### Set problem
Copy out every line in the entries below that includes "零点计划".

### Records to use
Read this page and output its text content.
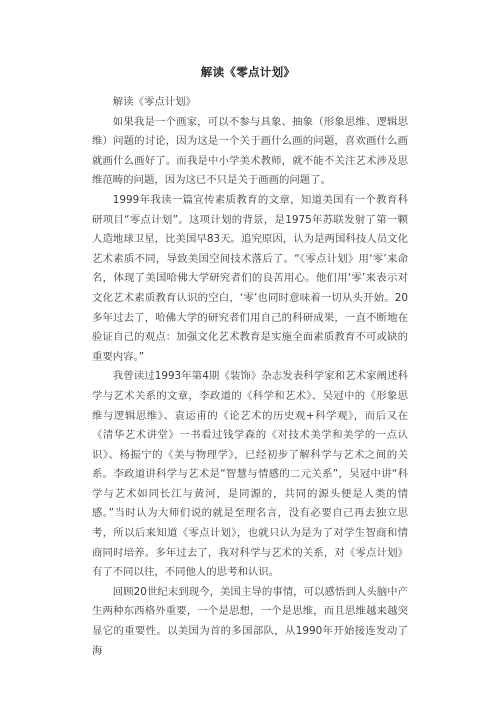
解读《零点计划》

解读《零点计划》

如果我是一个画家，可以不参与具象、抽象（形象思维、逻辑思维）问题的讨论，因为这是一个关于画什么画的问题，喜欢画什么画就画什么画好了。而我是中小学美术教师，就不能不关注艺术涉及思维范畴的问题，因为这已不只是关于画画的问题了。

1999年我读一篇宣传素质教育的文章，知道美国有一个教育科研项目“零点计划”。这项计划的背景，是1975年苏联发射了第一颗人造地球卫星，比美国早83天。追究原因，认为是两国科技人员文化艺术素质不同，导致美国空间技术落后了。“《零点计划》用‘零’来命名，体现了美国哈佛大学研究者们的良苦用心。他们用‘零’来表示对文化艺术素质教育认识的空白，‘零’也同时意味着一切从头开始。20多年过去了，哈佛大学的研究者们用自己的科研成果，一直不断地在验证自己的观点：加强文化艺术教育是实施全面素质教育不可或缺的重要内容。”

我曾读过1993年第4期《装饰》杂志发表科学家和艺术家阐述科学与艺术关系的文章，李政道的《科学和艺术》、吴冠中的《形象思维与逻辑思维》、袁运甫的《论艺术的历史观+科学观》，而后又在《清华艺术讲堂》一书看过钱学森的《对技术美学和美学的一点认识》、杨振宁的《美与物理学》，已经初步了解科学与艺术之间的关系。李政道讲科学与艺术是“智慧与情感的二元关系”，吴冠中讲“科学与艺术如同长江与黄河，是同源的，共同的源头便是人类的情感。”当时认为大师们说的就是至理名言，没有必要自己再去独立思考，所以后来知道《零点计划》，也就只认为是为了对学生智商和情商同时培养。多年过去了，我对科学与艺术的关系，对《零点计划》有了不同以往，不同他人的思考和认识。

回顾20世纪末到现今，美国主导的事情，可以感悟到人头脑中产生两种东西格外重要，一个是思想，一个是思维，而且思维越来越突显它的重要性。以美国为首的多国部队，从1990年开始接连发动了海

### Response for this exercise
解读《零点计划》
解读《零点计划》
1999年我读一篇宣传素质教育的文章，知道美国有一个教育科研项目“零点计划”。这项计划的背景，是1975年苏联发射了第一颗人造地球卫星，比美国早83天。追究原因，认为是两国科技人员文化艺术素质不同，导致美国空间技术落后了。“《零点计划》用‘零’来命名，体现了美国哈佛大学研究者们的良苦用心。他们用‘零’来表示对文化艺术素质教育认识的空白，‘零’也同时意味着一切从头开始。20多年过去了，哈佛大学的研究者们用自己的科研成果，一直不断地在验证自己的观点：加强文化艺术教育是实施全面素质教育不可或缺的重要内容。”
我曾读过1993年第4期《装饰》杂志发表科学家和艺术家阐述科学与艺术关系的文章，李政道的《科学和艺术》、吴冠中的《形象思维与逻辑思维》、袁运甫的《论艺术的历史观+科学观》，而后又在《清华艺术讲堂》一书看过钱学森的《对技术美学和美学的一点认识》、杨振宁的《美与物理学》，已经初步了解科学与艺术之间的关系。李政道讲科学与艺术是“智慧与情感的二元关系”，吴冠中讲“科学与艺术如同长江与黄河，是同源的，共同的源头便是人类的情感。”当时认为大师们说的就是至理名言，没有必要自己再去独立思考，所以后来知道《零点计划》，也就只认为是为了对学生智商和情商同时培养。多年过去了，我对科学与艺术的关系，对《零点计划》有了不同以往，不同他人的思考和认识。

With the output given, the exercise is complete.